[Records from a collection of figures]
►

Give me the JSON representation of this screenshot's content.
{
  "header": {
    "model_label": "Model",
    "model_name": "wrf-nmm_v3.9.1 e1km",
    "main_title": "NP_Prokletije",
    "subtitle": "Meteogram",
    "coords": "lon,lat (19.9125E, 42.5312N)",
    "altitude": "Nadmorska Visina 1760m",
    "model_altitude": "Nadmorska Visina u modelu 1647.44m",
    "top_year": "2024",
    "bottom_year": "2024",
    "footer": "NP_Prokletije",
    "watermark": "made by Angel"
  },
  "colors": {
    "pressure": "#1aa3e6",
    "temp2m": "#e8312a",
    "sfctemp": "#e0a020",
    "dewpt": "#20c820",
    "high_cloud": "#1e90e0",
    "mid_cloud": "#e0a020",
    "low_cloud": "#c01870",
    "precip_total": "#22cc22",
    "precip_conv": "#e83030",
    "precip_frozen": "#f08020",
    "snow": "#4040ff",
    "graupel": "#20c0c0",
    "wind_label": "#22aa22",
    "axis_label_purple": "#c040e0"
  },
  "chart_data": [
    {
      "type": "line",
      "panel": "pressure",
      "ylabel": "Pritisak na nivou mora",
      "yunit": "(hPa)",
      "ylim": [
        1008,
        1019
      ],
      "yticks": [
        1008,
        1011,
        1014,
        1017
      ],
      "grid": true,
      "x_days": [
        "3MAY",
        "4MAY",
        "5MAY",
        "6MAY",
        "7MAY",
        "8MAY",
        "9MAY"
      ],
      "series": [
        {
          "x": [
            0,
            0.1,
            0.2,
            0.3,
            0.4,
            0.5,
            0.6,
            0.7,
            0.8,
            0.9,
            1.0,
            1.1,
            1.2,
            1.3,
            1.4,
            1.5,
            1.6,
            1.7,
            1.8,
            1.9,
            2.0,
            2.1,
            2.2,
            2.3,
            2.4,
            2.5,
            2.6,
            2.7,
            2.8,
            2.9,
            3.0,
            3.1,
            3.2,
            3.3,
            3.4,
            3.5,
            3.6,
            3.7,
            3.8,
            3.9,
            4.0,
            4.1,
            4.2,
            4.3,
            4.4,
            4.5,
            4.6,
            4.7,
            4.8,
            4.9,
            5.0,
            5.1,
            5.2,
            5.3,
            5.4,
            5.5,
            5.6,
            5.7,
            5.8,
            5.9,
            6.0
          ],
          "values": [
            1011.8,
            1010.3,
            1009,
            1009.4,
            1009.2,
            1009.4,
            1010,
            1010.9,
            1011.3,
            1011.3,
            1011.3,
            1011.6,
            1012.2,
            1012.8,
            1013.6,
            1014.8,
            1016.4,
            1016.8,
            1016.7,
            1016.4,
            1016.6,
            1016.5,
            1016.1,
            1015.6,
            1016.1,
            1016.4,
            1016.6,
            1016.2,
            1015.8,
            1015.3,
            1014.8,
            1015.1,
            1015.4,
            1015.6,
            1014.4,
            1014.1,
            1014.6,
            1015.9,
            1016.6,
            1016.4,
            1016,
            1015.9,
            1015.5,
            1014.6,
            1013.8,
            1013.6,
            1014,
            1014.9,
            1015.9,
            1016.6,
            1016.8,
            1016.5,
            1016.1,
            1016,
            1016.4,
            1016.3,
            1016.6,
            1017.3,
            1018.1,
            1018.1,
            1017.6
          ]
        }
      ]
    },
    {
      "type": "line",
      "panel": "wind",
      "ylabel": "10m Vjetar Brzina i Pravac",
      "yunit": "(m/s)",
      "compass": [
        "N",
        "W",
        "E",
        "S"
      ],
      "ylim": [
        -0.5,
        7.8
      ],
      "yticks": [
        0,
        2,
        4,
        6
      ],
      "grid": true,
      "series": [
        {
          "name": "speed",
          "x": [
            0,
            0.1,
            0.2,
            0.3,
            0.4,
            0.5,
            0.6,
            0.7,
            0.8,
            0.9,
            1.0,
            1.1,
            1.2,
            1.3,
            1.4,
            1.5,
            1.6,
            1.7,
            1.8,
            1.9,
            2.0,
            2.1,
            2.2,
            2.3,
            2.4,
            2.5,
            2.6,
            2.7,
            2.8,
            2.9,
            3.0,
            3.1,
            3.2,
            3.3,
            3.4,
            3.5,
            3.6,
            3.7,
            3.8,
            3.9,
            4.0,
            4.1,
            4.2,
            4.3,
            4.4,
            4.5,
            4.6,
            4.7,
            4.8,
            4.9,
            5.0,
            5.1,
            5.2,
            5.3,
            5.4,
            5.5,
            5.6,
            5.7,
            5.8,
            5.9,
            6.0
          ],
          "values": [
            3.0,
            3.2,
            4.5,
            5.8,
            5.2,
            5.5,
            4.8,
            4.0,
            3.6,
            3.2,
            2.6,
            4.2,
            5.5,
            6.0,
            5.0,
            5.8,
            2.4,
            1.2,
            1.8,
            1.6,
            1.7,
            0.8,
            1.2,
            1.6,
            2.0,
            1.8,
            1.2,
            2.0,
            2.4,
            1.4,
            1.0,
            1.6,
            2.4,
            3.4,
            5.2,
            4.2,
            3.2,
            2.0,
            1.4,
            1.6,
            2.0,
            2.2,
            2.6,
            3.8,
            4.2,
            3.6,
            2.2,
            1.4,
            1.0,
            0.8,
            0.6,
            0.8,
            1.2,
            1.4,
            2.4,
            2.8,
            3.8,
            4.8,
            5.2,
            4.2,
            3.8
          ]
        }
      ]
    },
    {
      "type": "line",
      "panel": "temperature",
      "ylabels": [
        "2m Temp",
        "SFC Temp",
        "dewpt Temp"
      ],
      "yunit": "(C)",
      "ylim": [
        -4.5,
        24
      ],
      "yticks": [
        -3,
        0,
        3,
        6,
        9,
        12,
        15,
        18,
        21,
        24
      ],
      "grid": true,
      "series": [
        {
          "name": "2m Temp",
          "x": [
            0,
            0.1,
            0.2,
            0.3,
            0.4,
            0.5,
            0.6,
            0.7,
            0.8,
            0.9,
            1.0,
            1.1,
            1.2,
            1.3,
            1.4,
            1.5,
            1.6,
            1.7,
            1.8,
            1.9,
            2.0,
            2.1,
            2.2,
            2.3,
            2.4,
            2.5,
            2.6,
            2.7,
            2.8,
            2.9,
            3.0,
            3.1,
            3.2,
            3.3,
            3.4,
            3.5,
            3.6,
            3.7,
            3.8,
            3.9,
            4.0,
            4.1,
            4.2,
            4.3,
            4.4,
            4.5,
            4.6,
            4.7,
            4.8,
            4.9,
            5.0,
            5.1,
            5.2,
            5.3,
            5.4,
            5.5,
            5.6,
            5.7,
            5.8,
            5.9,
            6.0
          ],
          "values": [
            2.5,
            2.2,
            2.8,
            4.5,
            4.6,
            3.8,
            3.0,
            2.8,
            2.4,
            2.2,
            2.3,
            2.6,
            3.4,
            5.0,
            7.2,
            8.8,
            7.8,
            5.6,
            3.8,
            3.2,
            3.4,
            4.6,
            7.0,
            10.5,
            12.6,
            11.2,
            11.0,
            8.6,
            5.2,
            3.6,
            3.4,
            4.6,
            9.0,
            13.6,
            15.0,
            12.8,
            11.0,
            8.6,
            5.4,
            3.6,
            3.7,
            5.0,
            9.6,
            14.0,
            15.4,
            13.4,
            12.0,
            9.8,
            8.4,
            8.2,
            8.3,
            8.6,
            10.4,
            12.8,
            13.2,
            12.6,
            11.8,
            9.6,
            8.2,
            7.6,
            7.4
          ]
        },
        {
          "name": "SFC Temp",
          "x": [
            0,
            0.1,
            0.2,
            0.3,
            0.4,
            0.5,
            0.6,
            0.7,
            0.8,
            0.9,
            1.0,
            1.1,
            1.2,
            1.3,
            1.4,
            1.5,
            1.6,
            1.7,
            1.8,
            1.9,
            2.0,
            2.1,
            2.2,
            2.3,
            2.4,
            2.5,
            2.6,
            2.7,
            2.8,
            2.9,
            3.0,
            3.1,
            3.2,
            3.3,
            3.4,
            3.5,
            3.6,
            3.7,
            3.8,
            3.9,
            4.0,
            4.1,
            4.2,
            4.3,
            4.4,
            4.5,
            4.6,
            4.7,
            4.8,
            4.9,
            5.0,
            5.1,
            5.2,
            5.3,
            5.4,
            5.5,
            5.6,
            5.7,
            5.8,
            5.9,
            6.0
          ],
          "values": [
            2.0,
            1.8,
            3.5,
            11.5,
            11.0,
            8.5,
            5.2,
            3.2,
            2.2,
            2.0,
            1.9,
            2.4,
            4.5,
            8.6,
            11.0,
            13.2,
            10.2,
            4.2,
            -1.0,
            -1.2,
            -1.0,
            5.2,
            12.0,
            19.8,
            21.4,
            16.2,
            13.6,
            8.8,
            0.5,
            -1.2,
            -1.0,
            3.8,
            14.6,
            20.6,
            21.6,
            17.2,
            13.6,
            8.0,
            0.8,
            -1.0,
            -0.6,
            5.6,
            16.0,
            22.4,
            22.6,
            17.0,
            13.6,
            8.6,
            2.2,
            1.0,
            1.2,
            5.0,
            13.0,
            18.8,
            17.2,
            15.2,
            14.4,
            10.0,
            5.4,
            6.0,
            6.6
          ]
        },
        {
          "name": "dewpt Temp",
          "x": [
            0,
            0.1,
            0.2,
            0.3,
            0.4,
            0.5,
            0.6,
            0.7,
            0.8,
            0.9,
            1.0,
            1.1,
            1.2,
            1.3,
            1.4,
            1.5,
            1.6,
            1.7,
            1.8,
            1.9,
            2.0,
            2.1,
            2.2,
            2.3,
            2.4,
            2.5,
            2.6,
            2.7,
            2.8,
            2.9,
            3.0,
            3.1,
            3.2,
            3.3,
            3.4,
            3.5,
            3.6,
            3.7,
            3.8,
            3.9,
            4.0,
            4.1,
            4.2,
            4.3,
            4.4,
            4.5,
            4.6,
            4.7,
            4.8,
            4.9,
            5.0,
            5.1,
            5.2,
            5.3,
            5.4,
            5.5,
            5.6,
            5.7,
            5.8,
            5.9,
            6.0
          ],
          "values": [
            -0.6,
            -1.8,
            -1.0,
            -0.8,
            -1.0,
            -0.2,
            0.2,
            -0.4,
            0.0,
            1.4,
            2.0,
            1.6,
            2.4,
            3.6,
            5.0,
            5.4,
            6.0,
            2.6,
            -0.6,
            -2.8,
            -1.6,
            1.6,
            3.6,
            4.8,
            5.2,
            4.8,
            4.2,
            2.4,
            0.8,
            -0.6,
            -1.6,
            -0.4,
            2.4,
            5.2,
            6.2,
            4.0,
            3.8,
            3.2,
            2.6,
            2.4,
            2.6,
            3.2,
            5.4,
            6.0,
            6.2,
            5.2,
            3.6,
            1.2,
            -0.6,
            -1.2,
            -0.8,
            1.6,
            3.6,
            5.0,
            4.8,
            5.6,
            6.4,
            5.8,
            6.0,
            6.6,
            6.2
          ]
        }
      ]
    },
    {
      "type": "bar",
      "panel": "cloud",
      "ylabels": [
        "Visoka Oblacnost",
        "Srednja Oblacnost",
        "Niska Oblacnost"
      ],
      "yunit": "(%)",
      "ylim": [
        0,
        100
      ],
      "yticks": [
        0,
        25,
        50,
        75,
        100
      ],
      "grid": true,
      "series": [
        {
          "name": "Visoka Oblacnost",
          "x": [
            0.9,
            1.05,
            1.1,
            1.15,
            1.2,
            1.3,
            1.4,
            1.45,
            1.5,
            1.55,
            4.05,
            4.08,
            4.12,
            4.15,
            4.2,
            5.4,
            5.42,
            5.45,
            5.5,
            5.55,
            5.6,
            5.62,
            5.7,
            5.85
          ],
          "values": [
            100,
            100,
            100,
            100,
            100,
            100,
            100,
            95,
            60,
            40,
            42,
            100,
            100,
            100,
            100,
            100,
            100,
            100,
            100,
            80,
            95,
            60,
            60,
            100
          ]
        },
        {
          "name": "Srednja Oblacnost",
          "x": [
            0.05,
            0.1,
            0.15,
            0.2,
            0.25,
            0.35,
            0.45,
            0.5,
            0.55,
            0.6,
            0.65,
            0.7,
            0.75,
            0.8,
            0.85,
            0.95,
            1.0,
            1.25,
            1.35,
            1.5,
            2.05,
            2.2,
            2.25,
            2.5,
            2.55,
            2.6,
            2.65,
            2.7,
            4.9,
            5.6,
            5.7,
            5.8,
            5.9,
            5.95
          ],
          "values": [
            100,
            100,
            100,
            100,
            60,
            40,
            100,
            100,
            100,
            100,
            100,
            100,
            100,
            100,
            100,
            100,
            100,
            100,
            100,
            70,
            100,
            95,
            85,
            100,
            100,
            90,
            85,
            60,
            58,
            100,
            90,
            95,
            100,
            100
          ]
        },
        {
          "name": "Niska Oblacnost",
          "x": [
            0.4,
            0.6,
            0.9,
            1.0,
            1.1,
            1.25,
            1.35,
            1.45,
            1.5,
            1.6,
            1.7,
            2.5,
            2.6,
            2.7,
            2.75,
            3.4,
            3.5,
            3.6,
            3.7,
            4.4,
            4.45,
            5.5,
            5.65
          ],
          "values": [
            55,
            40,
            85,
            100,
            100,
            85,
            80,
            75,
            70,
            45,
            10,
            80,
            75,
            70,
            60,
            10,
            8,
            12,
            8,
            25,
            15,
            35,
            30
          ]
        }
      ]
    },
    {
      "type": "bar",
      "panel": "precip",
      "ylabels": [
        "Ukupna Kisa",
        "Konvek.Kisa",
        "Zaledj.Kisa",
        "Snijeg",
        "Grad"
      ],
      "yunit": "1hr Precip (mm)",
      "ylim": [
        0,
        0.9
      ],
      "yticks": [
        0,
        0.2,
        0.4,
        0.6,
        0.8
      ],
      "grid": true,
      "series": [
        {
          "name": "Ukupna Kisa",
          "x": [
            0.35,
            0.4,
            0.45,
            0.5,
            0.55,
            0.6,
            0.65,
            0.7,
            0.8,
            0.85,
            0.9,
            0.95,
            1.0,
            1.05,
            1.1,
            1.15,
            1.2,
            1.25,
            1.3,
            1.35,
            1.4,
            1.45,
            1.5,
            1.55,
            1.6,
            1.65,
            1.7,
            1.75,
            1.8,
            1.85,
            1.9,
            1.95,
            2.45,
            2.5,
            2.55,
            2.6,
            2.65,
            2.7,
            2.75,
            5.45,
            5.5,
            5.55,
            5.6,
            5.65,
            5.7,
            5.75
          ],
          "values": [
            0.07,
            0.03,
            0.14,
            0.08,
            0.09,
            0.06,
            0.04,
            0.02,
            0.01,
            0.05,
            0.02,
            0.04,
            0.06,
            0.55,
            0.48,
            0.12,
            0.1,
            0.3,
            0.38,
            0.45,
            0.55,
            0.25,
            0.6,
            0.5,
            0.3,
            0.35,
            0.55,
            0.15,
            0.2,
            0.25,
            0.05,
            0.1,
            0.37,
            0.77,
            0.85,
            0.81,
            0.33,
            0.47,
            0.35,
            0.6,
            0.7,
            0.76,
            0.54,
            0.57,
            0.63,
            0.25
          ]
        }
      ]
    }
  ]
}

◄

> Problem requirements
Count each line where the string "Nadmorska" occurs, and write only the number.

> Expected answer
2